Supplied material —
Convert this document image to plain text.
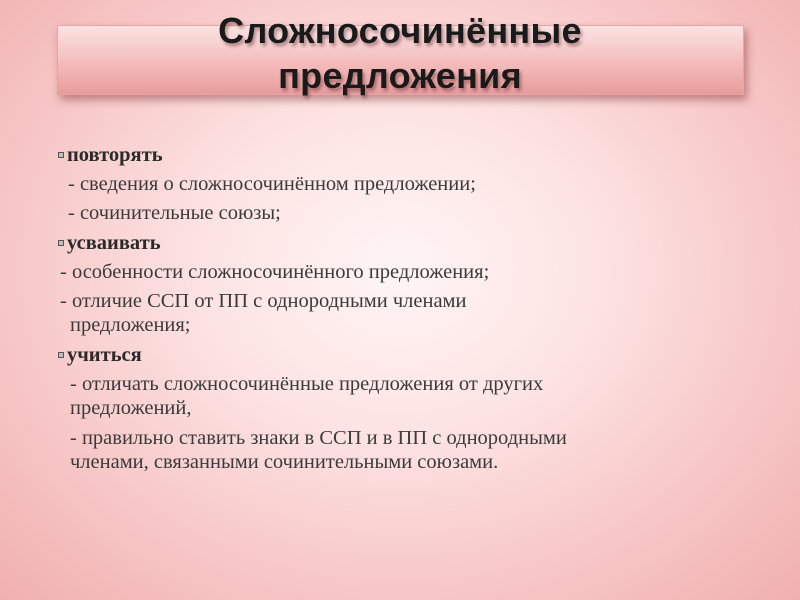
Сложносочинённые
предложения
повторять
- сведения о сложносочинённом предложении;
- сочинительные союзы;
усваивать
- особенности сложносочинённого предложения;
- отличие ССП от ПП с однородными членами
предложения;
учиться
- отличать сложносочинённые предложения от других
предложений,
- правильно ставить знаки в ССП и в ПП с однородными
членами, связанными сочинительными союзами.
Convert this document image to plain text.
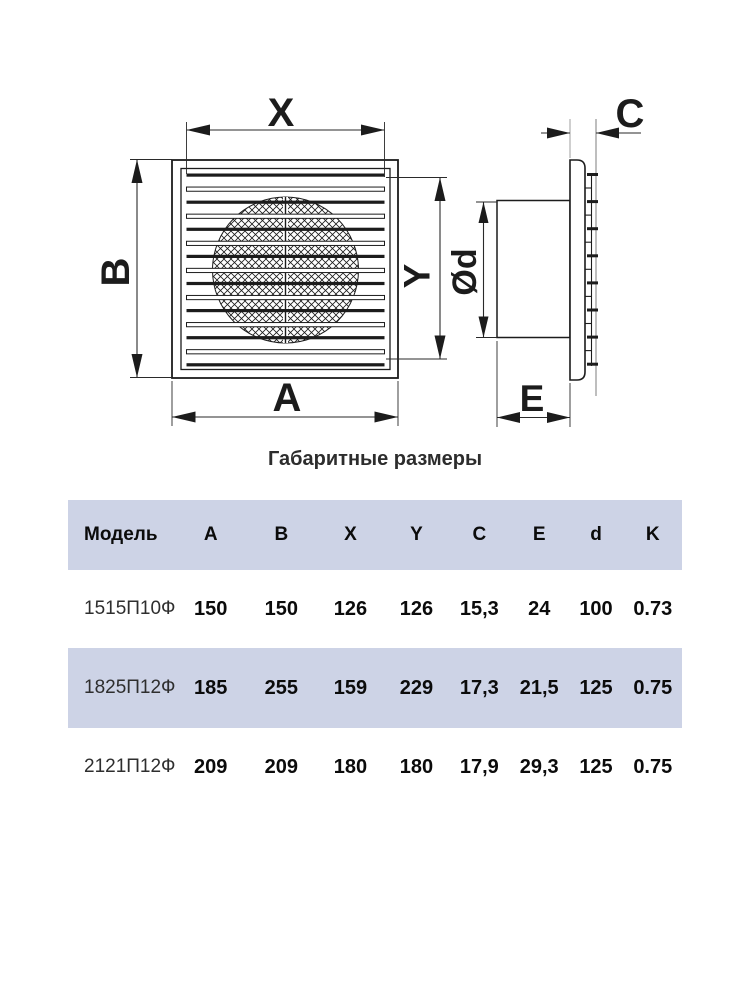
X
B
A
Y Ød
C
E
Габаритные размеры
Модель	A	B	X	Y	C	E	d	K
1515П10Ф 150	150	126	126	15,3	24	100	0.73
1825П12Ф 185	255	159	229	17,3	21,5	125	0.75
2121П12Ф 209	209	180	180	17,9	29,3	125	0.75
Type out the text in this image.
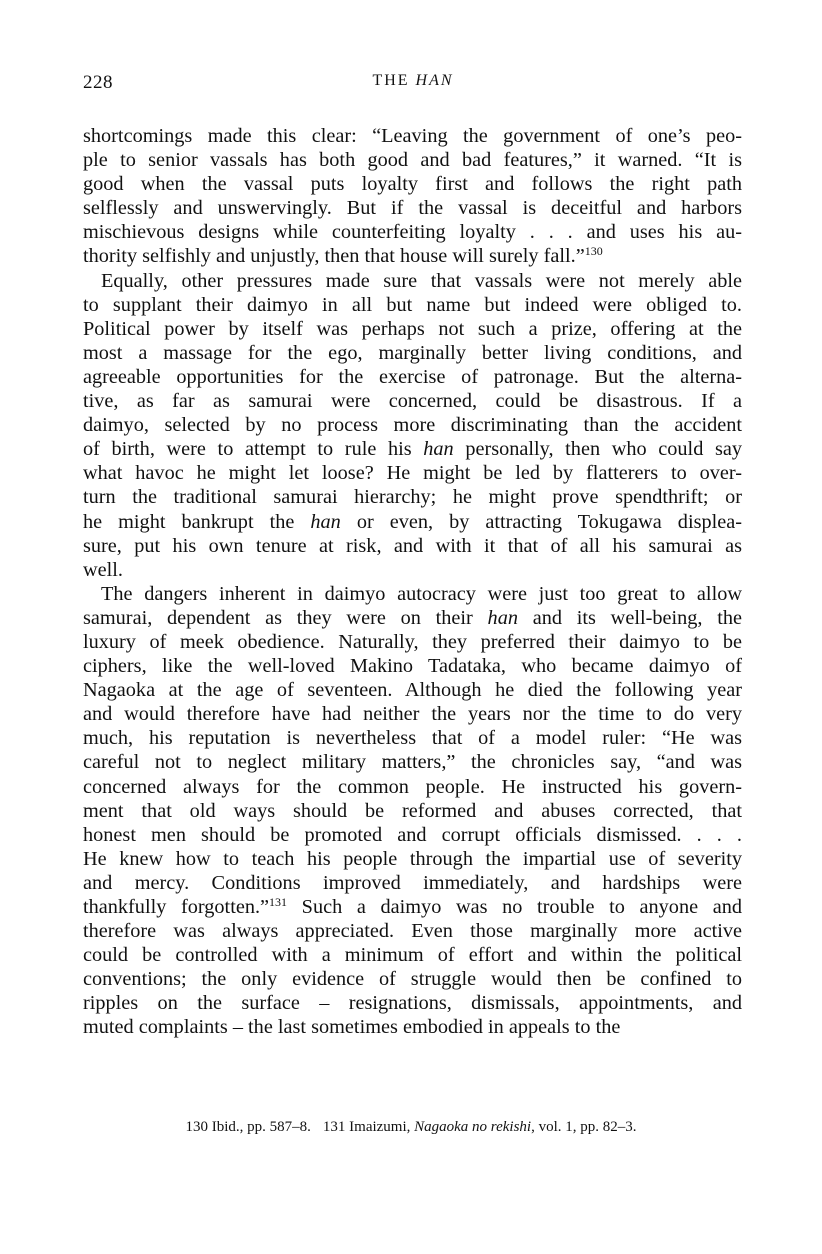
228	THE HAN
shortcomings made this clear: “Leaving the government of one’s peo-
ple to senior vassals has both good and bad features,” it warned. “It is
good when the vassal puts loyalty first and follows the right path
selflessly and unswervingly. But if the vassal is deceitful and harbors
mischievous designs while counterfeiting loyalty . . . and uses his au-
thority selfishly and unjustly, then that house will surely fall.”$^{130}$
Equally, other pressures made sure that vassals were not merely able
to supplant their daimyo in all but name but indeed were obliged to.
Political power by itself was perhaps not such a prize, offering at the
most a massage for the ego, marginally better living conditions, and
agreeable opportunities for the exercise of patronage. But the alterna-
tive, as far as samurai were concerned, could be disastrous. If a
daimyo, selected by no process more discriminating than the accident
of birth, were to attempt to rule his han personally, then who could say
what havoc he might let loose? He might be led by flatterers to over-
turn the traditional samurai hierarchy; he might prove spendthrift; or
he might bankrupt the han or even, by attracting Tokugawa displea-
sure, put his own tenure at risk, and with it that of all his samurai as
well.
The dangers inherent in daimyo autocracy were just too great to allow
samurai, dependent as they were on their han and its well-being, the
luxury of meek obedience. Naturally, they preferred their daimyo to be
ciphers, like the well-loved Makino Tadataka, who became daimyo of
Nagaoka at the age of seventeen. Although he died the following year
and would therefore have had neither the years nor the time to do very
much, his reputation is nevertheless that of a model ruler: “He was
careful not to neglect military matters,” the chronicles say, “and was
concerned always for the common people. He instructed his govern-
ment that old ways should be reformed and abuses corrected, that
honest men should be promoted and corrupt officials dismissed. . . .
He knew how to teach his people through the impartial use of severity
and mercy. Conditions improved immediately, and hardships were
thankfully forgotten.”$^{131}$ Such a daimyo was no trouble to anyone and
therefore was always appreciated. Even those marginally more active
could be controlled with a minimum of effort and within the political
conventions; the only evidence of struggle would then be confined to
ripples on the surface – resignations, dismissals, appointments, and
muted complaints – the last sometimes embodied in appeals to the
130 Ibid., pp. 587–8. 131 Imaizumi, Nagaoka no rekishi, vol. 1, pp. 82–3.
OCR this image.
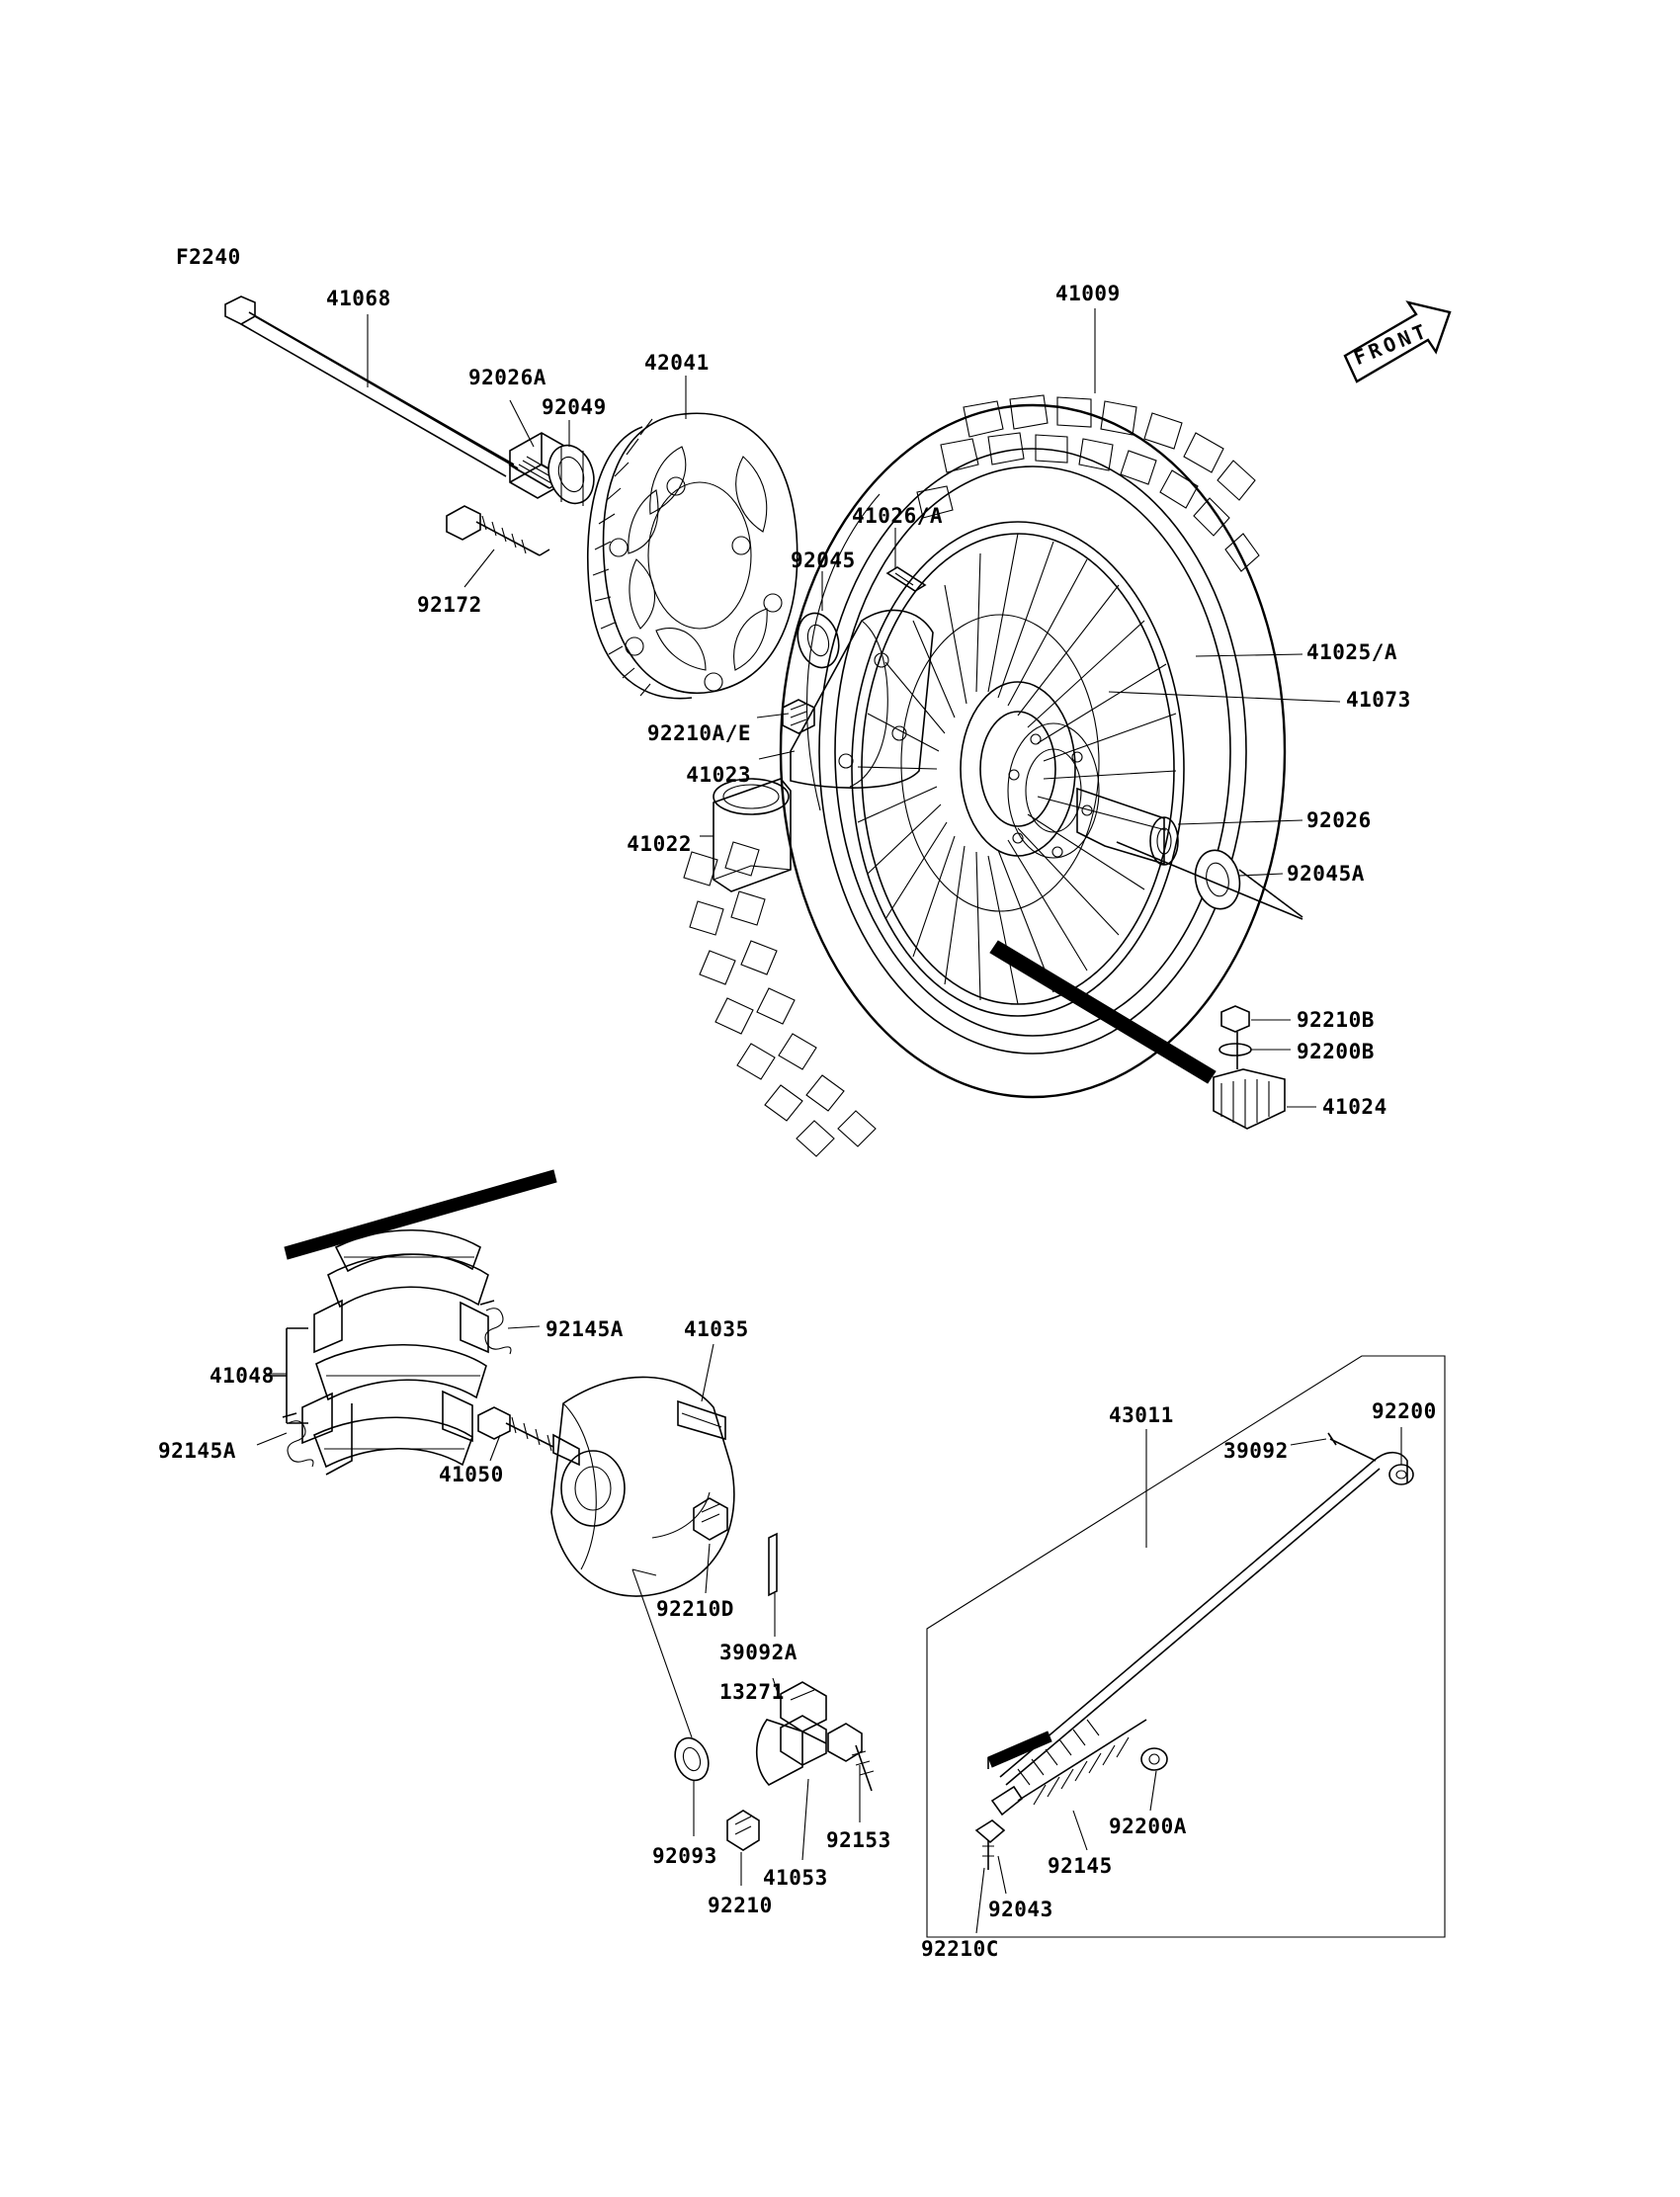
F2240
FRONT
41068
92026A
92049
42041
41009
92172
41026/A
92045
41025/A
41073
92210A/E
41023
41022
92026
92045A
92210B
92200B
41024
92145A	41035
41048
92145A
41050
92210D
39092A
13271
92093
92210
92153
41053
43011
39092
92200
92200A
92145
92043
92210C
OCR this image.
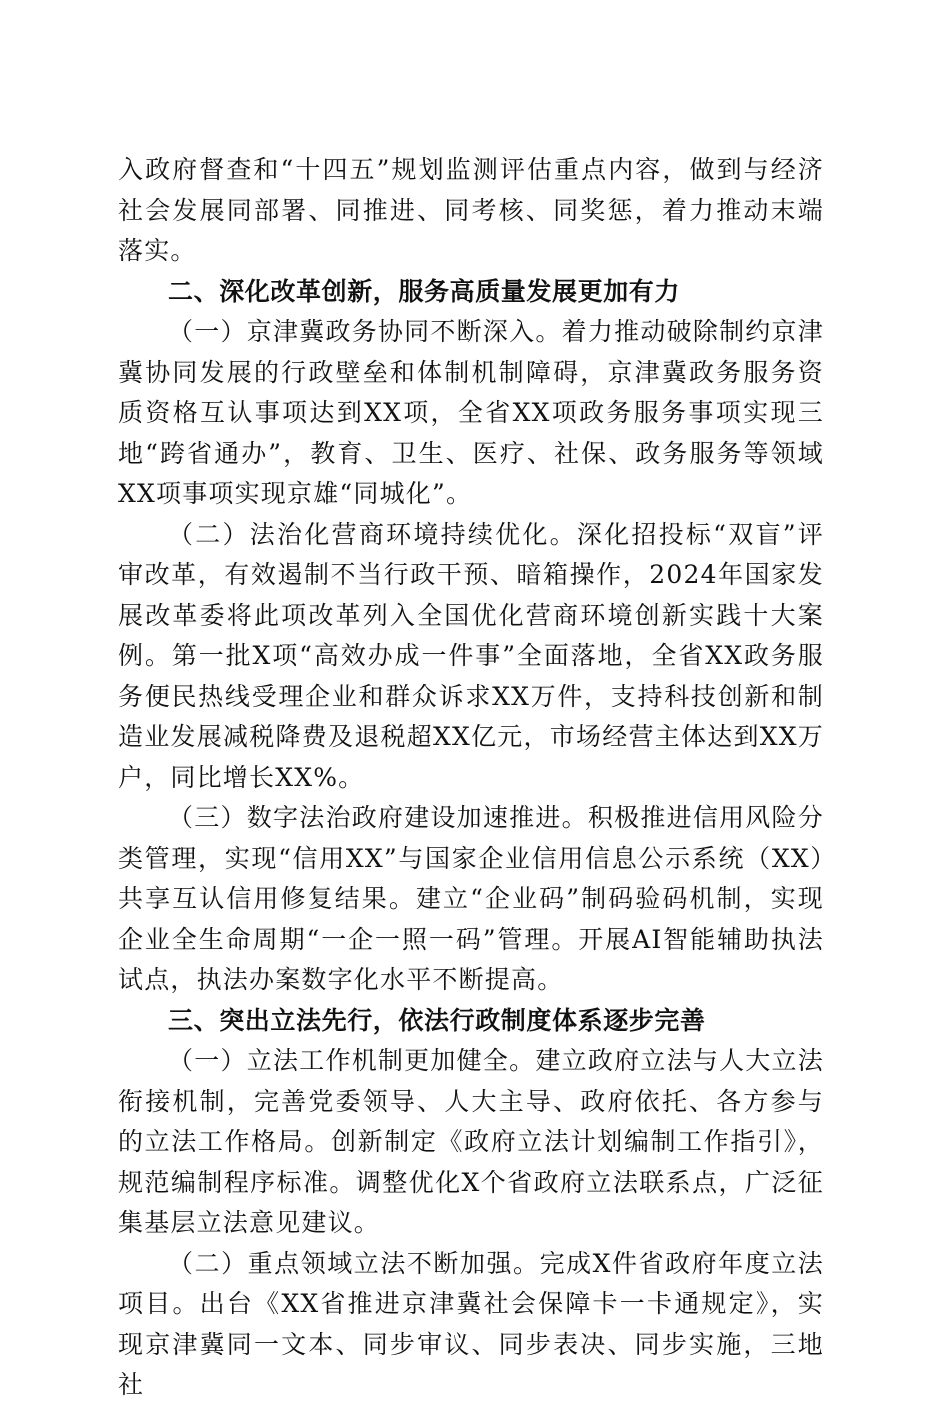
入政府督查和“十四五”规划监测评估重点内容，做到与经济社会发展同部署、同推进、同考核、同奖惩，着力推动末端落实。

二、深化改革创新，服务高质量发展更加有力

（一）京津冀政务协同不断深入。着力推动破除制约京津冀协同发展的行政壁垒和体制机制障碍，京津冀政务服务资质资格互认事项达到XX项，全省XX项政务服务事项实现三地“跨省通办”，教育、卫生、医疗、社保、政务服务等领域XX项事项实现京雄“同城化”。

（二）法治化营商环境持续优化。深化招投标“双盲”评审改革，有效遏制不当行政干预、暗箱操作，2024年国家发展改革委将此项改革列入全国优化营商环境创新实践十大案例。第一批X项“高效办成一件事”全面落地，全省XX政务服务便民热线受理企业和群众诉求XX万件，支持科技创新和制造业发展减税降费及退税超XX亿元，市场经营主体达到XX万户，同比增长XX%。

（三）数字法治政府建设加速推进。积极推进信用风险分类管理，实现“信用XX”与国家企业信用信息公示系统（XX）共享互认信用修复结果。建立“企业码”制码验码机制，实现企业全生命周期“一企一照一码”管理。开展AI智能辅助执法试点，执法办案数字化水平不断提高。

三、突出立法先行，依法行政制度体系逐步完善

（一）立法工作机制更加健全。建立政府立法与人大立法衔接机制，完善党委领导、人大主导、政府依托、各方参与的立法工作格局。创新制定《政府立法计划编制工作指引》，规范编制程序标准。调整优化X个省政府立法联系点，广泛征集基层立法意见建议。

（二）重点领域立法不断加强。完成X件省政府年度立法项目。出台《XX省推进京津冀社会保障卡一卡通规定》，实现京津冀同一文本、同步审议、同步表决、同步实施，三地社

Objective —
Say how many lines in the entries contain the string "good", and say nothing else.

Result —
2